[Recorded data]
^^^^^^^^^^^^^^^^

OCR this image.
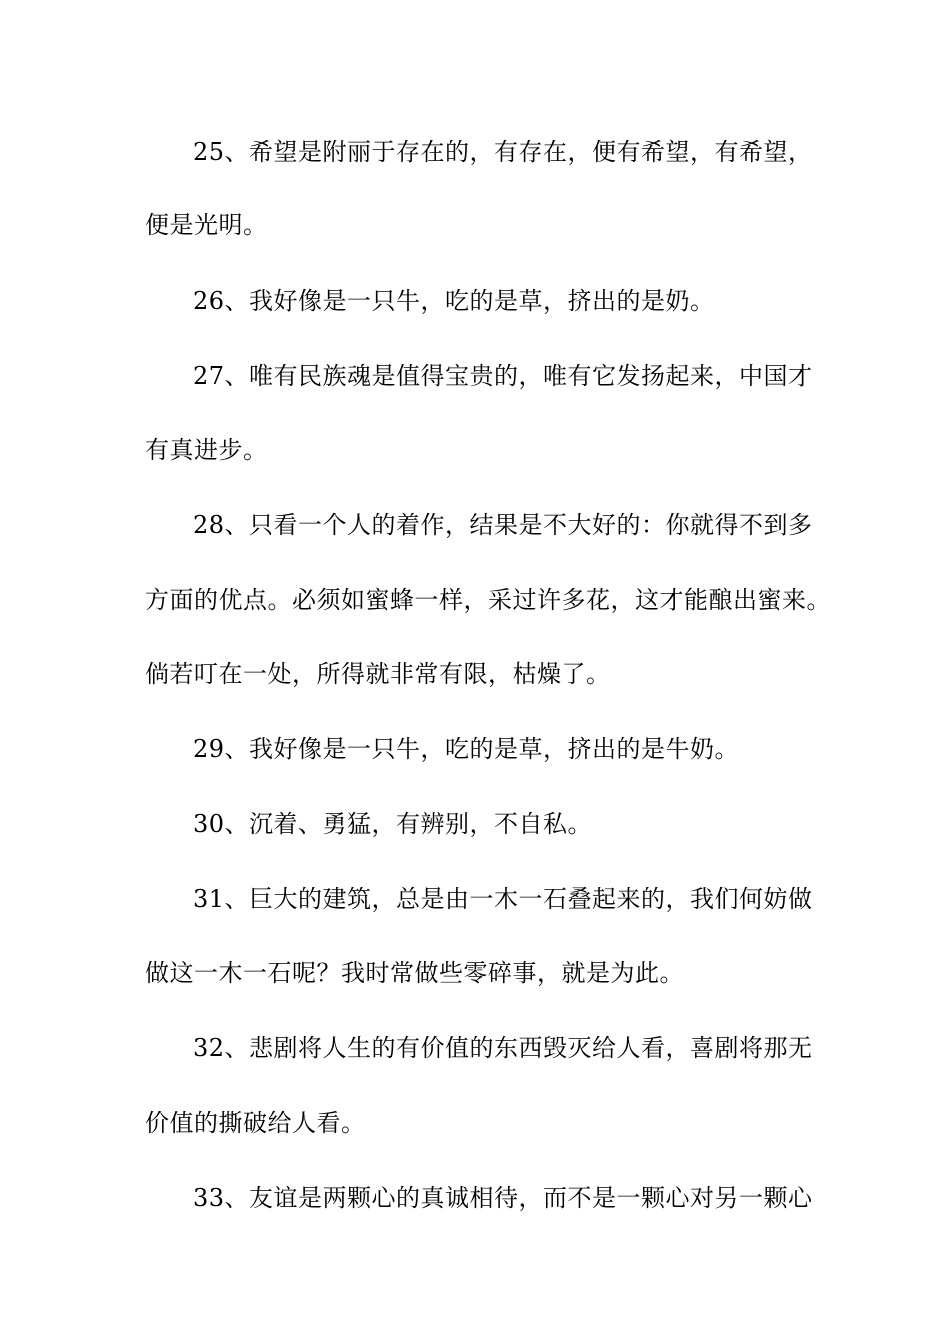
25、希望是附丽于存在的，有存在，便有希望，有希望，
便是光明。
26、我好像是一只牛，吃的是草，挤出的是奶。
27、唯有民族魂是值得宝贵的，唯有它发扬起来，中国才
有真进步。
28、只看一个人的着作，结果是不大好的：你就得不到多
方面的优点。必须如蜜蜂一样，采过许多花，这才能酿出蜜来。
倘若叮在一处，所得就非常有限，枯燥了。
29、我好像是一只牛，吃的是草，挤出的是牛奶。
30、沉着、勇猛，有辨别，不自私。
31、巨大的建筑，总是由一木一石叠起来的，我们何妨做
做这一木一石呢？我时常做些零碎事，就是为此。
32、悲剧将人生的有价值的东西毁灭给人看，喜剧将那无
价值的撕破给人看。
33、友谊是两颗心的真诚相待，而不是一颗心对另一颗心
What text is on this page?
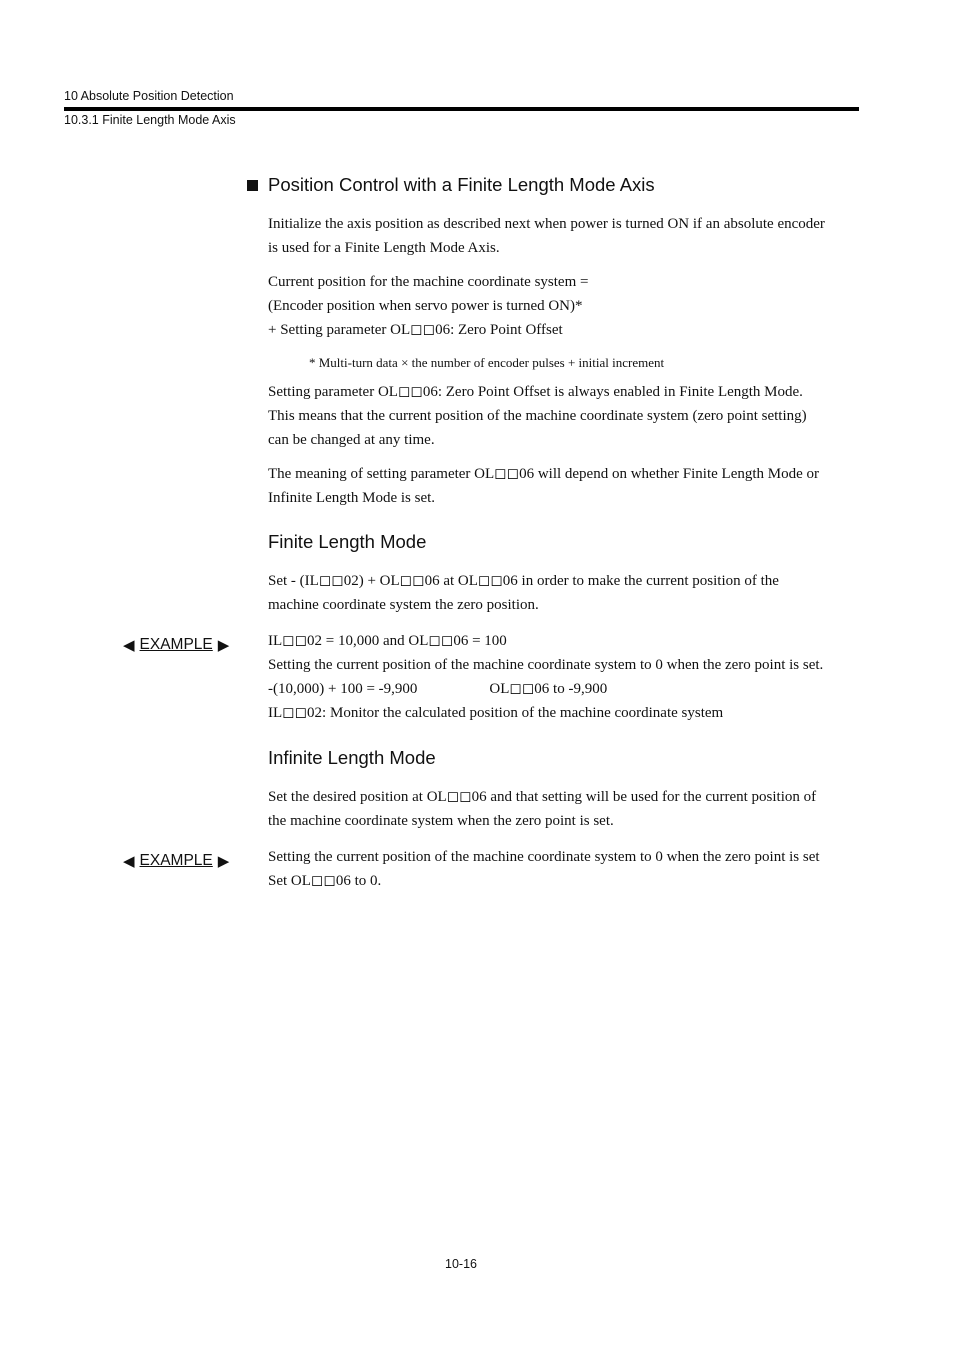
10 Absolute Position Detection
10.3.1 Finite Length Mode Axis
Position Control with a Finite Length Mode Axis

Initialize the axis position as described next when power is turned ON if an absolute encoder

is used for a Finite Length Mode Axis.

Current position for the machine coordinate system =

(Encoder position when servo power is turned ON)*

+ Setting parameter OL◻◻06: Zero Point Offset

* Multi-turn data × the number of encoder pulses + initial increment

Setting parameter OL◻◻06: Zero Point Offset is always enabled in Finite Length Mode.

This means that the current position of the machine coordinate system (zero point setting)

can be changed at any time.

The meaning of setting parameter OL◻◻06 will depend on whether Finite Length Mode or

Infinite Length Mode is set.

Finite Length Mode

Set - (IL◻◻02) + OL◻◻06 at OL◻◻06 in order to make the current position of the

machine coordinate system the zero position.

◀ EXAMPLE ▶	IL◻◻02 = 10,000 and OL◻◻06 = 100

Setting the current position of the machine coordinate system to 0 when the zero point is set.

-(10,000) + 100 = -9,900	OL◻◻06 to -9,900

IL◻◻02: Monitor the calculated position of the machine coordinate system

Infinite Length Mode

Set the desired position at OL◻◻06 and that setting will be used for the current position of

the machine coordinate system when the zero point is set.

◀ EXAMPLE ▶	Setting the current position of the machine coordinate system to 0 when the zero point is set

Set OL◻◻06 to 0.

10-16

^^^^^^^^^^^^^^^^

### The exercise:
Give back all entries exactly. No pictures belong in the copy.

### Final answer:
OCR this image.
25、希望是附丽于存在的，有存在，便有希望，有希望，
便是光明。
26、我好像是一只牛，吃的是草，挤出的是奶。
27、唯有民族魂是值得宝贵的，唯有它发扬起来，中国才
有真进步。
28、只看一个人的着作，结果是不大好的：你就得不到多
方面的优点。必须如蜜蜂一样，采过许多花，这才能酿出蜜来。
倘若叮在一处，所得就非常有限，枯燥了。
29、我好像是一只牛，吃的是草，挤出的是牛奶。
30、沉着、勇猛，有辨别，不自私。
31、巨大的建筑，总是由一木一石叠起来的，我们何妨做
做这一木一石呢？我时常做些零碎事，就是为此。
32、悲剧将人生的有价值的东西毁灭给人看，喜剧将那无
价值的撕破给人看。
33、友谊是两颗心的真诚相待，而不是一颗心对另一颗心
What text is on this page?
10 Absolute Position Detection
10.3.1 Finite Length Mode Axis
Position Control with a Finite Length Mode Axis

Initialize the axis position as described next when power is turned ON if an absolute encoder

is used for a Finite Length Mode Axis.

Current position for the machine coordinate system =

(Encoder position when servo power is turned ON)*

+ Setting parameter OL◻◻06: Zero Point Offset

* Multi-turn data × the number of encoder pulses + initial increment

Setting parameter OL◻◻06: Zero Point Offset is always enabled in Finite Length Mode.

This means that the current position of the machine coordinate system (zero point setting)

can be changed at any time.

The meaning of setting parameter OL◻◻06 will depend on whether Finite Length Mode or

Infinite Length Mode is set.

Finite Length Mode

Set - (IL◻◻02) + OL◻◻06 at OL◻◻06 in order to make the current position of the

machine coordinate system the zero position.

◀ EXAMPLE ▶	IL◻◻02 = 10,000 and OL◻◻06 = 100

Setting the current position of the machine coordinate system to 0 when the zero point is set.

-(10,000) + 100 = -9,900	OL◻◻06 to -9,900

IL◻◻02: Monitor the calculated position of the machine coordinate system

Infinite Length Mode

Set the desired position at OL◻◻06 and that setting will be used for the current position of

the machine coordinate system when the zero point is set.

◀ EXAMPLE ▶	Setting the current position of the machine coordinate system to 0 when the zero point is set

Set OL◻◻06 to 0.

10-16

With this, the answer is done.